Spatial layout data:
========================================================================
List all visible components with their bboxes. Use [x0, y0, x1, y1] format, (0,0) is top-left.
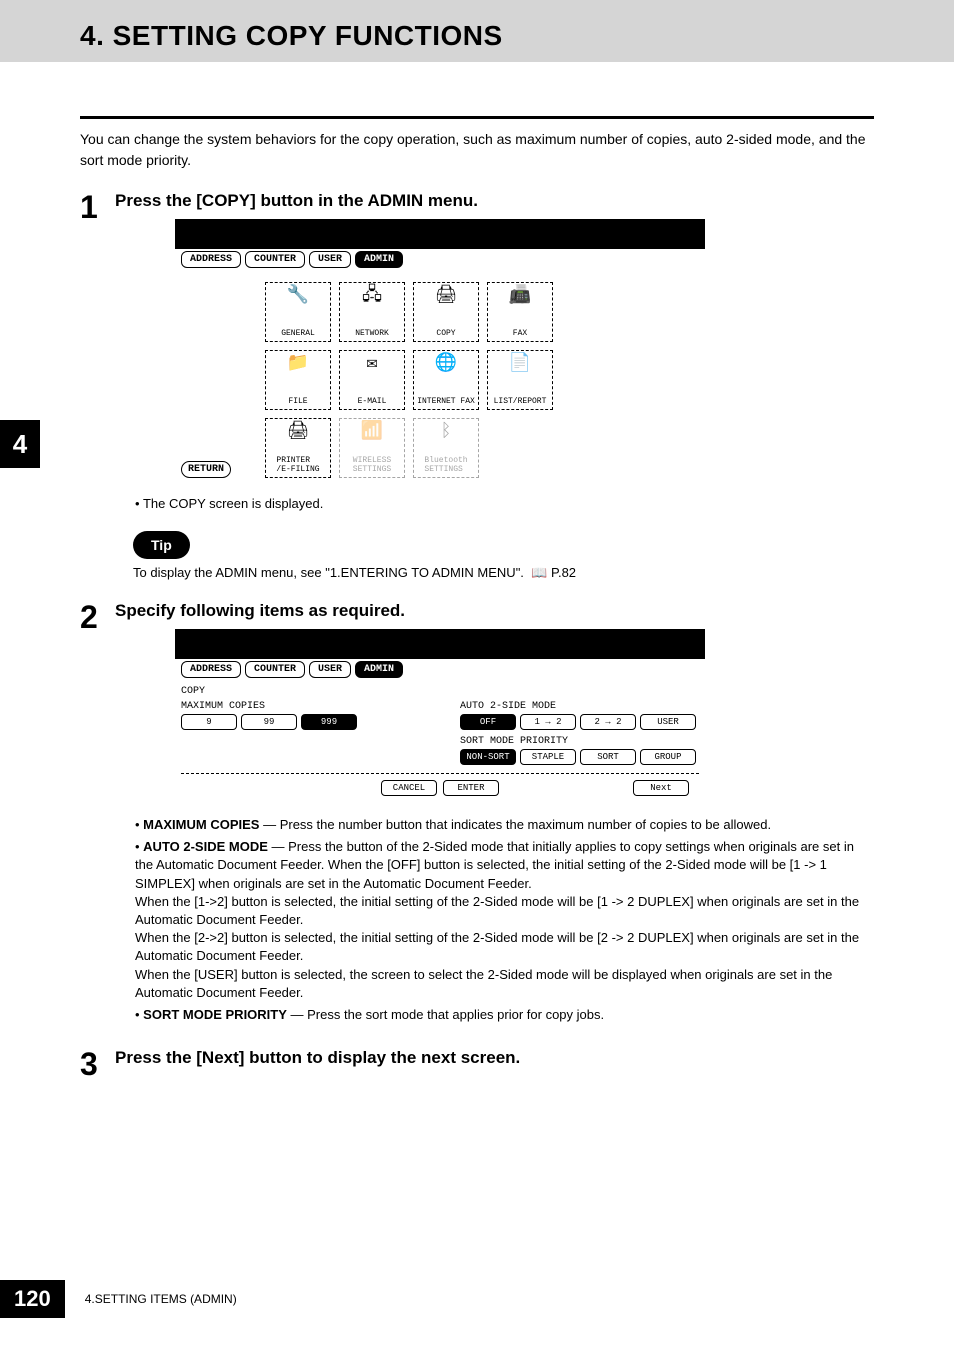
footer-text: 4.SETTING ITEMS (ADMIN) — [85, 1292, 237, 1306]
cancel-button[interactable]: CANCEL — [381, 780, 437, 796]
max-copies-label: MAXIMUM COPIES — [181, 701, 420, 712]
book-icon: 📖 — [531, 565, 547, 581]
tab-admin-2[interactable]: ADMIN — [355, 661, 403, 678]
bluetooth-icon: ᛒ — [441, 422, 452, 444]
admin-wireless-button: 📶WIRELESS SETTINGS — [339, 418, 405, 478]
tab-user[interactable]: USER — [309, 251, 351, 268]
sort-mode-label: SORT MODE PRIORITY — [460, 736, 699, 747]
network-icon: 🖧 — [362, 286, 382, 308]
printer-icon: 🖨 — [287, 422, 310, 444]
side-chapter-tab: 4 — [0, 420, 40, 468]
copy-section-label: COPY — [181, 686, 699, 697]
step-2-title: Specify following items as required. — [115, 601, 874, 621]
admin-listreport-button[interactable]: 📄LIST/REPORT — [487, 350, 553, 410]
step-2-number: 2 — [80, 601, 105, 1028]
next-button[interactable]: Next — [633, 780, 689, 796]
auto2side-off[interactable]: OFF — [460, 714, 516, 730]
tab-user-2[interactable]: USER — [309, 661, 351, 678]
intro-text: You can change the system behaviors for … — [80, 116, 874, 171]
step-1-title: Press the [COPY] button in the ADMIN men… — [115, 191, 874, 211]
page-footer: 120 4.SETTING ITEMS (ADMIN) — [0, 1280, 237, 1318]
wireless-icon: 📶 — [361, 422, 383, 444]
enter-button[interactable]: ENTER — [443, 780, 499, 796]
admin-copy-button[interactable]: 🖨COPY — [413, 282, 479, 342]
step-3-number: 3 — [80, 1048, 105, 1080]
sortmode-sort[interactable]: SORT — [580, 749, 636, 765]
max-copies-9[interactable]: 9 — [181, 714, 237, 730]
step-3-title: Press the [Next] button to display the n… — [115, 1048, 874, 1068]
auto2side-2to2[interactable]: 2 → 2 — [580, 714, 636, 730]
return-button[interactable]: RETURN — [181, 461, 231, 478]
tab-counter-2[interactable]: COUNTER — [245, 661, 305, 678]
step-1-note: The COPY screen is displayed. — [135, 496, 874, 511]
admin-internetfax-button[interactable]: 🌐INTERNET FAX — [413, 350, 479, 410]
tab-counter[interactable]: COUNTER — [245, 251, 305, 268]
list-icon: 📄 — [509, 354, 531, 376]
globe-icon: 🌐 — [435, 354, 457, 376]
sortmode-group[interactable]: GROUP — [640, 749, 696, 765]
admin-menu-screenshot: ADDRESS COUNTER USER ADMIN 🔧GENERAL 🖧NET… — [175, 219, 705, 490]
admin-file-button[interactable]: 📁FILE — [265, 350, 331, 410]
tab-admin[interactable]: ADMIN — [355, 251, 403, 268]
email-icon: ✉ — [367, 354, 378, 376]
admin-bluetooth-button: ᛒBluetooth SETTINGS — [413, 418, 479, 478]
auto-2side-label: AUTO 2-SIDE MODE — [460, 701, 699, 712]
tip-text: To display the ADMIN menu, see "1.ENTERI… — [133, 565, 874, 581]
admin-fax-button[interactable]: 📠FAX — [487, 282, 553, 342]
settings-description: MAXIMUM COPIES — Press the number button… — [135, 816, 874, 1024]
admin-general-button[interactable]: 🔧GENERAL — [265, 282, 331, 342]
admin-network-button[interactable]: 🖧NETWORK — [339, 282, 405, 342]
admin-email-button[interactable]: ✉E-MAIL — [339, 350, 405, 410]
tip-badge: Tip — [133, 531, 190, 559]
copy-settings-screenshot: ADDRESS COUNTER USER ADMIN COPY MAXIMUM … — [175, 629, 705, 808]
auto2side-user[interactable]: USER — [640, 714, 696, 730]
max-copies-99[interactable]: 99 — [241, 714, 297, 730]
tab-address-2[interactable]: ADDRESS — [181, 661, 241, 678]
copy-icon: 🖨 — [435, 286, 458, 308]
admin-printer-button[interactable]: 🖨PRINTER /E-FILING — [265, 418, 331, 478]
wrench-icon: 🔧 — [287, 286, 309, 308]
chapter-title: 4. SETTING COPY FUNCTIONS — [80, 20, 954, 52]
auto2side-1to2[interactable]: 1 → 2 — [520, 714, 576, 730]
tab-address[interactable]: ADDRESS — [181, 251, 241, 268]
max-copies-999[interactable]: 999 — [301, 714, 357, 730]
file-icon: 📁 — [287, 354, 309, 376]
sortmode-staple[interactable]: STAPLE — [520, 749, 576, 765]
page-number: 120 — [0, 1280, 65, 1318]
sortmode-nonsort[interactable]: NON-SORT — [460, 749, 516, 765]
step-1-number: 1 — [80, 191, 105, 581]
fax-icon: 📠 — [509, 286, 531, 308]
chapter-header: 4. SETTING COPY FUNCTIONS — [0, 0, 954, 62]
========================================================================
Stated problem
Copy out the lines of the records unchanged, from the line with "footer-text: 4.SETTING ITEMS" through the line with "bluetooth-icon: ᛒ — [441, 422, 452, 444]".

Response to the exercise
footer-text: 4.SETTING ITEMS (ADMIN) — [85, 1292, 237, 1306]
cancel-button[interactable]: CANCEL — [381, 780, 437, 796]
max-copies-label: MAXIMUM COPIES — [181, 701, 420, 712]
book-icon: 📖 — [531, 565, 547, 581]
tab-admin-2[interactable]: ADMIN — [355, 661, 403, 678]
bluetooth-icon: ᛒ — [441, 422, 452, 444]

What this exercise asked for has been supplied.